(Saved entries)
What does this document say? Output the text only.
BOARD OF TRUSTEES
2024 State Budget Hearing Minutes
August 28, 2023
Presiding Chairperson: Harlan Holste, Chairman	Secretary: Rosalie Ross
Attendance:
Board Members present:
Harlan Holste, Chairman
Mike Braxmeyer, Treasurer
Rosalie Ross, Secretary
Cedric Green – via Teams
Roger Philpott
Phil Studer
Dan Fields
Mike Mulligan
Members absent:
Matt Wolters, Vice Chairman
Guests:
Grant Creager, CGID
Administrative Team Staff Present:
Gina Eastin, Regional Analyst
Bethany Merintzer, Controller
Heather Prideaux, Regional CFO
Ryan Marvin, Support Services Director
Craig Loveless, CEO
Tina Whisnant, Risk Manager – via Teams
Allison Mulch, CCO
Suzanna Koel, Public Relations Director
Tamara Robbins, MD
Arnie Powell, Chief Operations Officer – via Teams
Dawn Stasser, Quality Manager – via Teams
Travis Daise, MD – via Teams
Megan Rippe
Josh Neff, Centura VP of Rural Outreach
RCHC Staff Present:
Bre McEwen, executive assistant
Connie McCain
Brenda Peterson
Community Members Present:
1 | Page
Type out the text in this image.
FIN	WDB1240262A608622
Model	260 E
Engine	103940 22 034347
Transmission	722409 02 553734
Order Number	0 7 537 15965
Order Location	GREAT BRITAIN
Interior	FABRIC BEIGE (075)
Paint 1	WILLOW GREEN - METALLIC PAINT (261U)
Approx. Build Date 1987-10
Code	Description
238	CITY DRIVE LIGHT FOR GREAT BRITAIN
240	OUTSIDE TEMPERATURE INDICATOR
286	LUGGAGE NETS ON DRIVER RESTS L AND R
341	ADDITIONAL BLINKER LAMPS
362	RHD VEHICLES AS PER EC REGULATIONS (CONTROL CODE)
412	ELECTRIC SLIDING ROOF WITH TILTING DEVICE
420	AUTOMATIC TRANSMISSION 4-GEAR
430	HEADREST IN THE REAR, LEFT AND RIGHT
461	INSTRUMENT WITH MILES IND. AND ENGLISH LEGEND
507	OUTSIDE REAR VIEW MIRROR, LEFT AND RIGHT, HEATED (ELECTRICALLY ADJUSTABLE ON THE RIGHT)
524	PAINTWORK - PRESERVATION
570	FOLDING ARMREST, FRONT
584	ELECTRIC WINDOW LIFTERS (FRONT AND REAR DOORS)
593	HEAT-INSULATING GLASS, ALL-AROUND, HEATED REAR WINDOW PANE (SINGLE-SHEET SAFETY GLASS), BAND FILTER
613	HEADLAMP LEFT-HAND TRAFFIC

Brief: Lines containing the word "Members" must all be returned from the material above.

Expected answer:
Board Members present:
Members absent:
Community Members Present:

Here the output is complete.